[Stored entries]
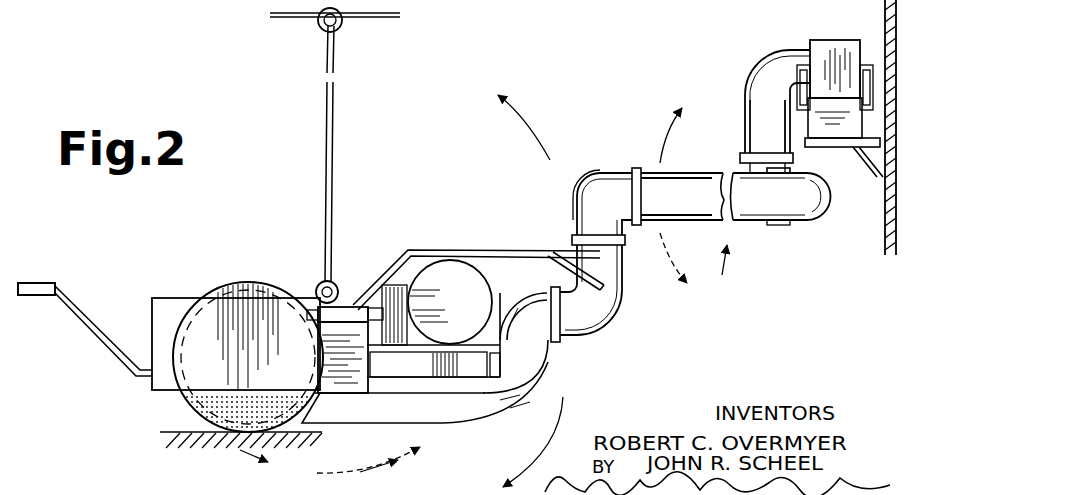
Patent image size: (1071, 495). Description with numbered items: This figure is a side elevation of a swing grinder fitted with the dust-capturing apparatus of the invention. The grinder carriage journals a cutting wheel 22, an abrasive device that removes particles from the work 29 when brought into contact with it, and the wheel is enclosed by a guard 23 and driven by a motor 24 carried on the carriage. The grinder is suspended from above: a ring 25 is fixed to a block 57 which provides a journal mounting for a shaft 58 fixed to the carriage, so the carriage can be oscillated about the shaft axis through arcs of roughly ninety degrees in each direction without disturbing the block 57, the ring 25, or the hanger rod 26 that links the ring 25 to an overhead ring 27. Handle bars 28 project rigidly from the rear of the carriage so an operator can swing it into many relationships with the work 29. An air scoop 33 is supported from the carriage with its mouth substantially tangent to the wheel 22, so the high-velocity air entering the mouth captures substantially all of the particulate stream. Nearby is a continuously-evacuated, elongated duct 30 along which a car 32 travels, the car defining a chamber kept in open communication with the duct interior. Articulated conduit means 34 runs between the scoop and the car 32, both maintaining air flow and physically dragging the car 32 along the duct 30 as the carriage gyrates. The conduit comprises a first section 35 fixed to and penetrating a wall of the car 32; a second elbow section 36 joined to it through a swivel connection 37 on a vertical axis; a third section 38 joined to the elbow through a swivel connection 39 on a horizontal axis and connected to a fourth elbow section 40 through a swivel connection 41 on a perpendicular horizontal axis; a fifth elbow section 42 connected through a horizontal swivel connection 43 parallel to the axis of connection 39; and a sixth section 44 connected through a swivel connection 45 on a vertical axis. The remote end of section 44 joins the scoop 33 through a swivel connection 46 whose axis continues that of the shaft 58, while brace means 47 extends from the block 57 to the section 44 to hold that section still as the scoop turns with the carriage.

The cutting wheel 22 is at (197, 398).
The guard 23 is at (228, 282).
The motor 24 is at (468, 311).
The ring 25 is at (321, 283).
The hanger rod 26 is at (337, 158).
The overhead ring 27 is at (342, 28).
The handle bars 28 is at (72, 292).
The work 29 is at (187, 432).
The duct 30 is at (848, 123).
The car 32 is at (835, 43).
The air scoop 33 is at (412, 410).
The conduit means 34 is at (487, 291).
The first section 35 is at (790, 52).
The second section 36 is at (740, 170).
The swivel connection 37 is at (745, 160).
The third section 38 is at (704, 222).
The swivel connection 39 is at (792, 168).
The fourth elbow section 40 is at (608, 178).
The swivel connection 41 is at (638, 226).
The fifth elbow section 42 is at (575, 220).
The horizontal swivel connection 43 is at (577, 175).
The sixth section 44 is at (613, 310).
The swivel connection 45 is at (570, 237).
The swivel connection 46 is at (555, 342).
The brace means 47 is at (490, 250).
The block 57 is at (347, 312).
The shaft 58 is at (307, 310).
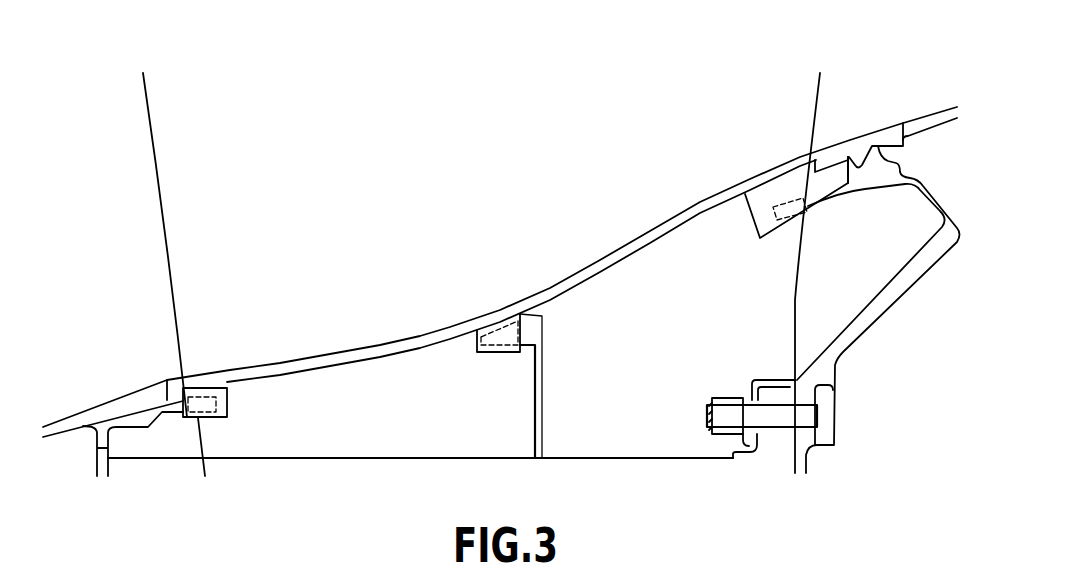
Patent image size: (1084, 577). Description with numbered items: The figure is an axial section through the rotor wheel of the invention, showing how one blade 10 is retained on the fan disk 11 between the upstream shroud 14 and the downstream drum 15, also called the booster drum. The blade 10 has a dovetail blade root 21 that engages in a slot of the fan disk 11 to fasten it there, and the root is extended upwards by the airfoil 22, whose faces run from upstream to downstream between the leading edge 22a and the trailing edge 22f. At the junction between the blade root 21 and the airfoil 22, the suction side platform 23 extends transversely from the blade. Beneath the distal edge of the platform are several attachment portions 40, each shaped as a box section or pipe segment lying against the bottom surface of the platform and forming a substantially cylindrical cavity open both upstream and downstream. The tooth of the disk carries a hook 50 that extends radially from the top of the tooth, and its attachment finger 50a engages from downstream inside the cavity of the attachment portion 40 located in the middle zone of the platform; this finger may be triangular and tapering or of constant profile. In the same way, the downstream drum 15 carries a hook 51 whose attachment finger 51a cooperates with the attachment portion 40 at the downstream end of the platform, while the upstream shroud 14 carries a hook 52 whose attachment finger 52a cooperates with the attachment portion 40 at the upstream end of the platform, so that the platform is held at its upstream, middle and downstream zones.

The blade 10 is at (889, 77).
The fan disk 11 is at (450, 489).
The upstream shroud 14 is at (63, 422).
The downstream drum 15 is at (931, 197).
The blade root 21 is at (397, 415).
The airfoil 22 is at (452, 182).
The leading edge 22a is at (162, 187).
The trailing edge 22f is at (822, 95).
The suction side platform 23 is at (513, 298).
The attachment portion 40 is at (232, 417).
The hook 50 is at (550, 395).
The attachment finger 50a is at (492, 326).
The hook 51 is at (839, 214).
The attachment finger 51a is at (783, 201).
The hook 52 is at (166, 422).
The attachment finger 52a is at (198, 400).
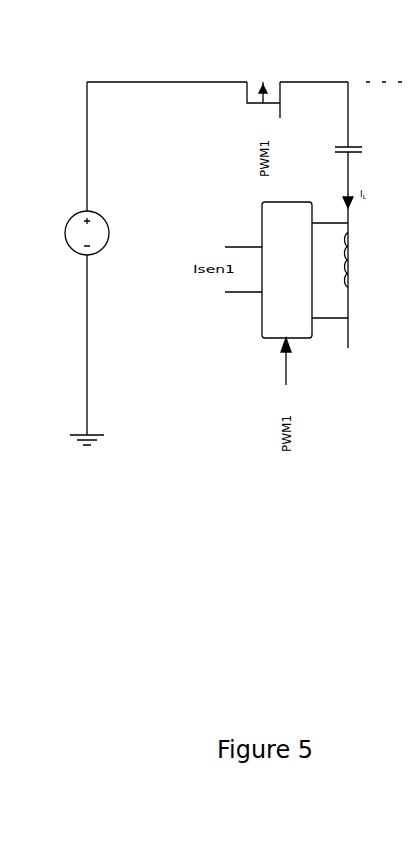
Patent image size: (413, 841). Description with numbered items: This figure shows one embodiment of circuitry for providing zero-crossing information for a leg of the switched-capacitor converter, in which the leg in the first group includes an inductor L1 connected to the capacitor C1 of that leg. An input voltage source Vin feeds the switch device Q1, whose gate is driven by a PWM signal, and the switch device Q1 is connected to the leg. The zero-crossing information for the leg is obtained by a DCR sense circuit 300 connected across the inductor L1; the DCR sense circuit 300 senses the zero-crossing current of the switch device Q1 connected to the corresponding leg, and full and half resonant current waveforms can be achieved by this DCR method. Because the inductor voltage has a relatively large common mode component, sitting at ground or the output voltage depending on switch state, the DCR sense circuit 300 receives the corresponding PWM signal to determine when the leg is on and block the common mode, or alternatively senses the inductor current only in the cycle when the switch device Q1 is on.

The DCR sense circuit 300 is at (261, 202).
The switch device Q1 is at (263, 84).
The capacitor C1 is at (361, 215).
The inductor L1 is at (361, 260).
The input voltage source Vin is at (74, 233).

==

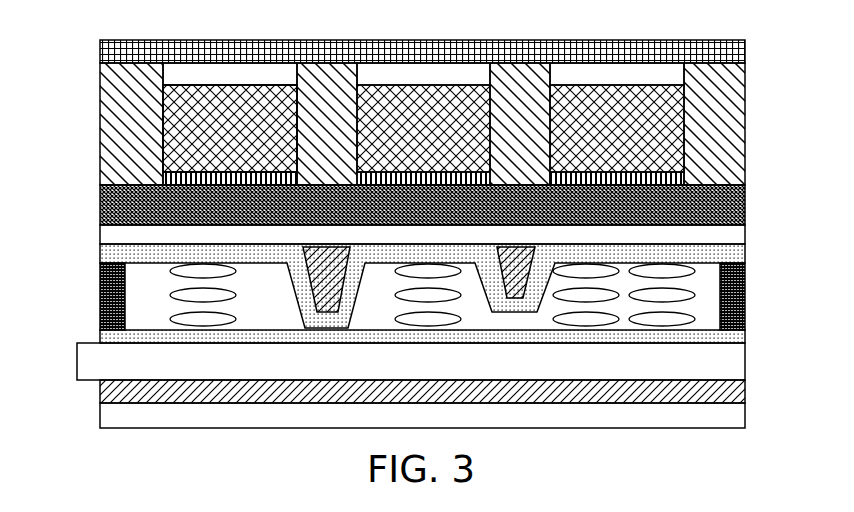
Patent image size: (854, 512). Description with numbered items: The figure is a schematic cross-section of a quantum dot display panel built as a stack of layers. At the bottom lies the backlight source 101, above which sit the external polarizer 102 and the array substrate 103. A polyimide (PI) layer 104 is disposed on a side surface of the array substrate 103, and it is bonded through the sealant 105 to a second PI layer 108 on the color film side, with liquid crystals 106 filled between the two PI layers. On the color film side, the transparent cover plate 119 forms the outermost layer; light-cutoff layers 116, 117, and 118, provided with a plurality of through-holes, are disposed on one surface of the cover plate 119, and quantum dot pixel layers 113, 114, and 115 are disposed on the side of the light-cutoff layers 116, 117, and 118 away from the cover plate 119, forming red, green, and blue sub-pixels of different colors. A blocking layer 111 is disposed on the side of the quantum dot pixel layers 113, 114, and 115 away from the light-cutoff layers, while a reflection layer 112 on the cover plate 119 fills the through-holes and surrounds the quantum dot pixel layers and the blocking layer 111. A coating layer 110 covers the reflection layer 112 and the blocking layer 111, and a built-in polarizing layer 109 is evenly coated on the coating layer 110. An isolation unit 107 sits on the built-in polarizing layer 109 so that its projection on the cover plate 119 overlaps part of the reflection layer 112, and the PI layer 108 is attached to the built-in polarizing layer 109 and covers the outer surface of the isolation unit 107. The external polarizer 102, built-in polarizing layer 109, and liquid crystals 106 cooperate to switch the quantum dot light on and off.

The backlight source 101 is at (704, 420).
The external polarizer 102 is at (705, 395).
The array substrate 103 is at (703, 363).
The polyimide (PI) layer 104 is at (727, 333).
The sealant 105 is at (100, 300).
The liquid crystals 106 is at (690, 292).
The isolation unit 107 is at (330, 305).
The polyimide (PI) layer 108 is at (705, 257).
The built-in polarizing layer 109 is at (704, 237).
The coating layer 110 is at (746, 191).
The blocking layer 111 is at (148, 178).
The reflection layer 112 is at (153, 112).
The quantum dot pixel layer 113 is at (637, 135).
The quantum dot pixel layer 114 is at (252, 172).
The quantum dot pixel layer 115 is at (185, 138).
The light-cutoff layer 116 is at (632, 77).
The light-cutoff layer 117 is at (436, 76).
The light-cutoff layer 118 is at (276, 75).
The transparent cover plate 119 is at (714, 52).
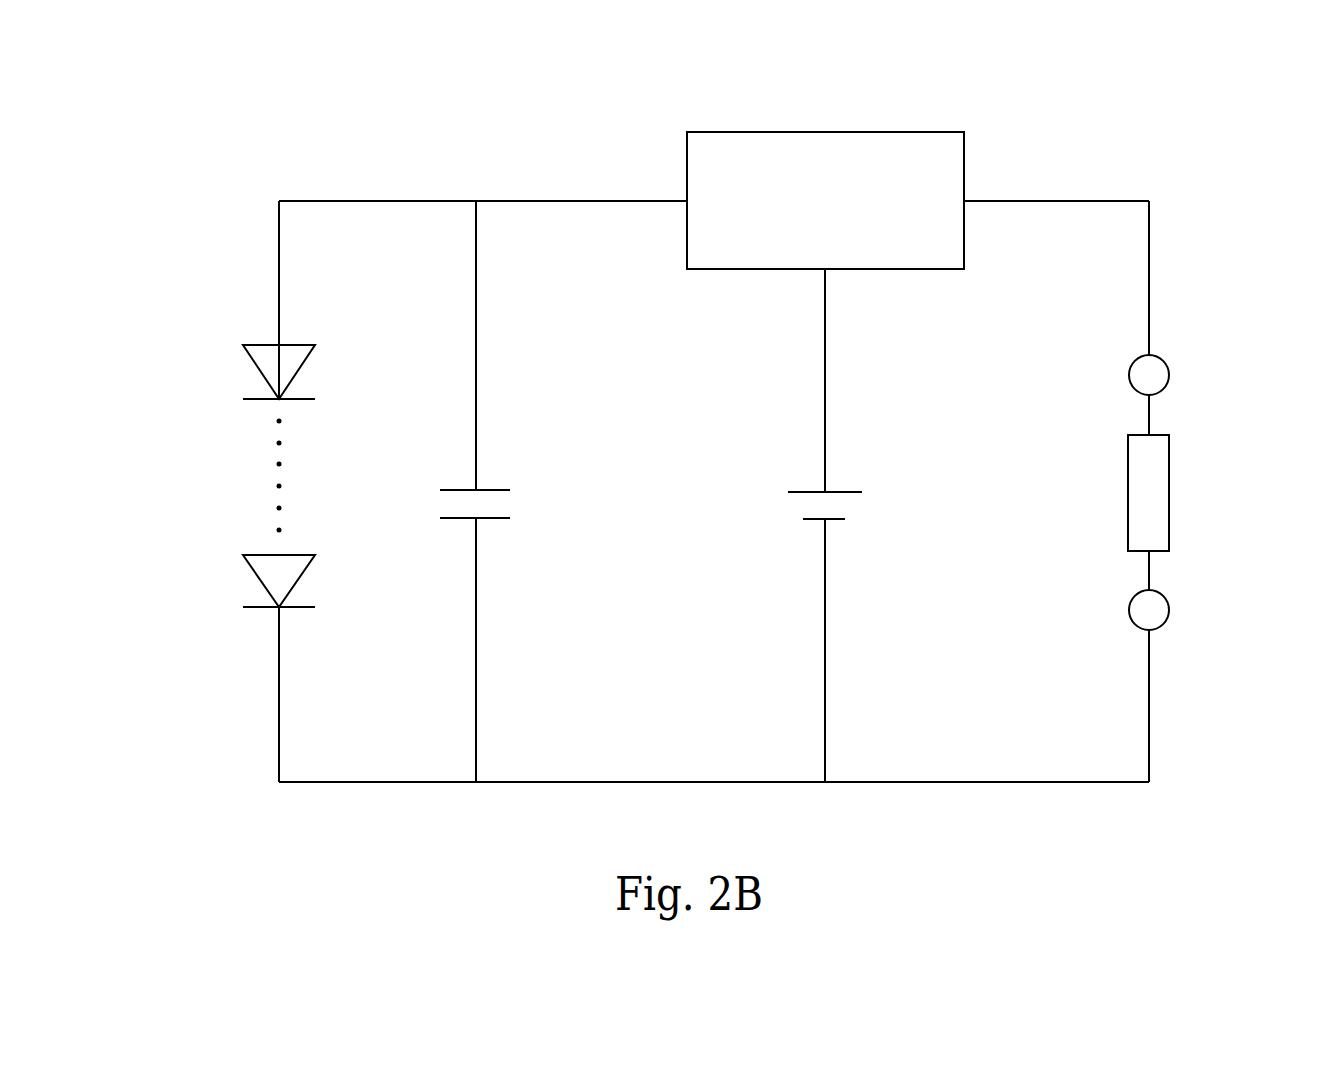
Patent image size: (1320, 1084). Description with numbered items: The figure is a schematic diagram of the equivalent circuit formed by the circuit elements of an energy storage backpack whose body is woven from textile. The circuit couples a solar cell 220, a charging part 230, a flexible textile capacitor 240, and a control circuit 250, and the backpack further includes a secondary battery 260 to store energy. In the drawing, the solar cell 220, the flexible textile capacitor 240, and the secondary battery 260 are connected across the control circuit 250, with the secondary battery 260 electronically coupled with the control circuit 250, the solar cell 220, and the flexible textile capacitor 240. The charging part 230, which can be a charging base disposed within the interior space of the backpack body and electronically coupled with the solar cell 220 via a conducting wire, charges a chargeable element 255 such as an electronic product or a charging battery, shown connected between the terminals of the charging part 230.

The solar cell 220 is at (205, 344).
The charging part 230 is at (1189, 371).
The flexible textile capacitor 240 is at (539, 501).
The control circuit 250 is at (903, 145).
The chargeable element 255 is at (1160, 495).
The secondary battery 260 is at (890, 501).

...

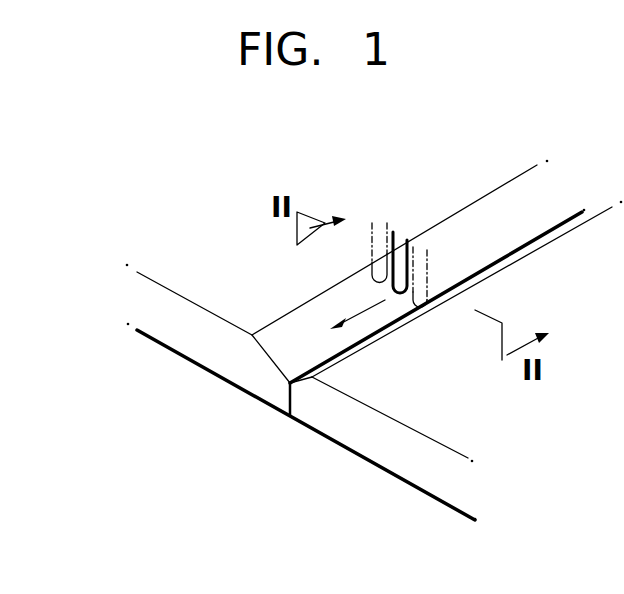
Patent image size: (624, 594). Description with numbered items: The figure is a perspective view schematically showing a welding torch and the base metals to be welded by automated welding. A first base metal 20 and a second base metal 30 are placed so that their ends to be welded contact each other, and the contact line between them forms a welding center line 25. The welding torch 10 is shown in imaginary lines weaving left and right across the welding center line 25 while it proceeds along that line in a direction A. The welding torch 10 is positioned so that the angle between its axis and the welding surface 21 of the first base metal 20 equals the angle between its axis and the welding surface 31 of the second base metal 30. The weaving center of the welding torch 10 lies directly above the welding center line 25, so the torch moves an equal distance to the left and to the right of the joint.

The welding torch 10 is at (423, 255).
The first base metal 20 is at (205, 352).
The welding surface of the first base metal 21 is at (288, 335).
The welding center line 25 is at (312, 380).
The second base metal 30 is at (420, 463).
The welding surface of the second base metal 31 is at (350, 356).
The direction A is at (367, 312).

▸ **What to work on**
Present the lines of the records as a Markdown table with the columns Number and Line, starting at the line containing "Patent image size: (624, 594)." and ending at the line containing "The direction A is at (367, 312).". Number each row and leave out blank lines.

▸ **Worked solution**
| Number | Line |
|---|---|
| 1 | Patent image size: (624, 594). Description with numbered items: The figure is a perspective view schematically showing a welding torch and the base metals to be welded by automated welding. A first base metal 20 and a second base metal 30 are placed so that their ends to be welded contact each other, and the contact line between them forms a welding center line 25. The welding torch 10 is shown in imaginary lines weaving left and right across the welding center line 25 while it proceeds along that line in a direction A. The welding torch 10 is positioned so that the angle between its axis and the welding surface 21 of the first base metal 20 equals the angle between its axis and the welding surface 31 of the second base metal 30. The weaving center of the welding torch 10 lies directly above the welding center line 25, so the torch moves an equal distance to the left and to the right of the joint. |
| 2 | The welding torch 10 is at (423, 255). |
| 3 | The first base metal 20 is at (205, 352). |
| 4 | The welding surface of the first base metal 21 is at (288, 335). |
| 5 | The welding center line 25 is at (312, 380). |
| 6 | The second base metal 30 is at (420, 463). |
| 7 | The welding surface of the second base metal 31 is at (350, 356). |
| 8 | The direction A is at (367, 312). |